INSTRUCTIONS FOR THE TASK:
Transcribe the commentary on Montana's scholarship tax credit below, everything from "Kendra Espinoza, a" down to "Free Exercise clause.".
***** SOURCE TEXT
John Stonestreet is President of the Colson Center for Christian Worldview, and radio host of BreakPoint, a daily national radio program providing thought-provoking commentaries on current events and life issues from a biblical worldview. John holds degrees from Trinity Evangelical Divinity School (IL) and Bryan College (TN), and is the co-author of Making Sense of Your World: A Biblical Worldview. The views expressed in this commentary do not necessarily represent those of BCNN1.
Back in 2015, the state legislature of Montana created a dollar-for-dollar tax credit for individuals who donate to organizations that provide scholarships to private school students. In response, the Montana Department of Revenue ruled that such a tax credit would violate the state’s version of the “Blaine Amendment,” which prohibits state funding of religious education. So, the state terminated the program altogether.
Kendra Espinoza, a single mom who works extra jobs in order to send her kids to a Christian school in Kalispell, challenged the Department of Revenue’s ruling in court. The case is currently on the Supreme Court’s docket for this term.
During oral arguments, conservative justices like Alito and Kavanaugh brought up the Court’s decision in Trinity Lutheran v. Comer, which held that forcing a church school to choose between “[participating] in an otherwise available benefit program or [remaining] a religious institution” violated the Free Exercise clause.
Unsurprisingly, the liberal justices disagreed.
What was surprising is that the editorial board of the Washington Post came out on the side of Espinoza. Using scholarships at private, religious schools was not only a parent’s right, the editorial board wrote, but using them didn’t “undermine” or “harm” public education or the state, “contrary to many of the tropes advanced by those opposed to school choice.”
**********
***** EXTRACTED INFORMATION
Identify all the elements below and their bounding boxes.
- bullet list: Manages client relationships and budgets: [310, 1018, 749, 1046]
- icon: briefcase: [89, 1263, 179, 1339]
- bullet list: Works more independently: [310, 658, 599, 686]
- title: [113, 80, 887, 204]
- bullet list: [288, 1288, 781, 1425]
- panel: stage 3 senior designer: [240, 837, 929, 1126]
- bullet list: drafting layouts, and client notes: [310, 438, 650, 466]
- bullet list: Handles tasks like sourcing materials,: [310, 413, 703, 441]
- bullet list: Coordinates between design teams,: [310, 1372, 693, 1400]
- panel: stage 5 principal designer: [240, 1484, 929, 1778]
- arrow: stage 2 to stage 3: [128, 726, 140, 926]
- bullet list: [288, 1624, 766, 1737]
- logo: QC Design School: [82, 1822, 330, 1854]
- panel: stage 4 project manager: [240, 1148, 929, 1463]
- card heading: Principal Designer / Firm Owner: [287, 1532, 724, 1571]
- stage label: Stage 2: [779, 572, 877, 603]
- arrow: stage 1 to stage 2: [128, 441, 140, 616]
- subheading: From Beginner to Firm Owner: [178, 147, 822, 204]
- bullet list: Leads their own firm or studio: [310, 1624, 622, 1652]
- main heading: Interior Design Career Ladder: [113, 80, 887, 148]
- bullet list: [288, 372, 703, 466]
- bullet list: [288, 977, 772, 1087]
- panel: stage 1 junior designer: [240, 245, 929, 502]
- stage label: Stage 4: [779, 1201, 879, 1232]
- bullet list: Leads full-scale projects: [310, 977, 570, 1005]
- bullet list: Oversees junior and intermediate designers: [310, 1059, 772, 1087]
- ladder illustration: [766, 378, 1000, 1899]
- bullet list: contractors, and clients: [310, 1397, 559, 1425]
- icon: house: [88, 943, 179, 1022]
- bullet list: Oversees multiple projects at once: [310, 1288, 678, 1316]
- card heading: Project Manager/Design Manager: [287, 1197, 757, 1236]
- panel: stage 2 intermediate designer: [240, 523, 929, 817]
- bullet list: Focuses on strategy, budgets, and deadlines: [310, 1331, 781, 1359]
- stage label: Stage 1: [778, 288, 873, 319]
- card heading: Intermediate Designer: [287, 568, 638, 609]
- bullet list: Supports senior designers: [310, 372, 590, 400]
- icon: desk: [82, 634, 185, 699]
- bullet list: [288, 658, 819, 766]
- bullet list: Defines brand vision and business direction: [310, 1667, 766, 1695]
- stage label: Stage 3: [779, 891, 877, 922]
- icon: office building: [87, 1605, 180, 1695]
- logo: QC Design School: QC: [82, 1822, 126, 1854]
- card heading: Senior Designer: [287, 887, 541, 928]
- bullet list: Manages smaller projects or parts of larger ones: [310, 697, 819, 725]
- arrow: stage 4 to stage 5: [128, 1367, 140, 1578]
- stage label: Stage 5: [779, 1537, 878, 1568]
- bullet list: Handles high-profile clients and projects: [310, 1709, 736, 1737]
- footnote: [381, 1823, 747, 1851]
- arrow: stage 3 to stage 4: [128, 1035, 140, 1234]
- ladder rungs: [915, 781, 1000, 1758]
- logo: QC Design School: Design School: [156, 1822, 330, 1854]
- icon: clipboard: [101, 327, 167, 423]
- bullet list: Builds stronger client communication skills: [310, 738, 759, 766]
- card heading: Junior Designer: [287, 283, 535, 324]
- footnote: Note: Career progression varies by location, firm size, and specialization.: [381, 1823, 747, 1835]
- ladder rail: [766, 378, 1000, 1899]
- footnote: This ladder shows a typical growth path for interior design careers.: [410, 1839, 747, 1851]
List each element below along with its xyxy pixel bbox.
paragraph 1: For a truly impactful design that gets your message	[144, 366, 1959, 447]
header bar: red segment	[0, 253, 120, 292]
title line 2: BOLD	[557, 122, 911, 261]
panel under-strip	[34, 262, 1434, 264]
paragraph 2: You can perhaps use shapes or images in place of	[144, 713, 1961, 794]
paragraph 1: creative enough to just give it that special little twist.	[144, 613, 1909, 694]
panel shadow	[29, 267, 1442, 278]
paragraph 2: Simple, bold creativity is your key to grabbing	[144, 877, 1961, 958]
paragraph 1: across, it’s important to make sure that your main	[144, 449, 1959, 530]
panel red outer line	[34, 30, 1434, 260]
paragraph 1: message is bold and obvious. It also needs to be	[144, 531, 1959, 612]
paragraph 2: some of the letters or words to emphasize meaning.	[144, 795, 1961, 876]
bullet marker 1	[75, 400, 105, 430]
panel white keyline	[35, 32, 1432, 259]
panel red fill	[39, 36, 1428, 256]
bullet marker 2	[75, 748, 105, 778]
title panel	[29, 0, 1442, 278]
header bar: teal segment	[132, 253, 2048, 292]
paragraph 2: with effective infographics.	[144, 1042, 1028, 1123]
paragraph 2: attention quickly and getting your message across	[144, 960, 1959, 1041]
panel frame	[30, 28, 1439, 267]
**********
ANSWER TO THE PROBLEM:
Kendra Espinoza, a single mom who works extra jobs in order to send her kids to a Christian school in Kalispell, challenged the Department of Revenue’s ruling in court. The case is currently on the Supreme Court’s docket for this term.
During oral arguments, conservative justices like Alito and Kavanaugh brought up the Court’s decision in Trinity Lutheran v. Comer, which held that forcing a church school to choose between “[participating] in an otherwise available benefit program or [remaining] a religious institution” violated the Free Exercise clause.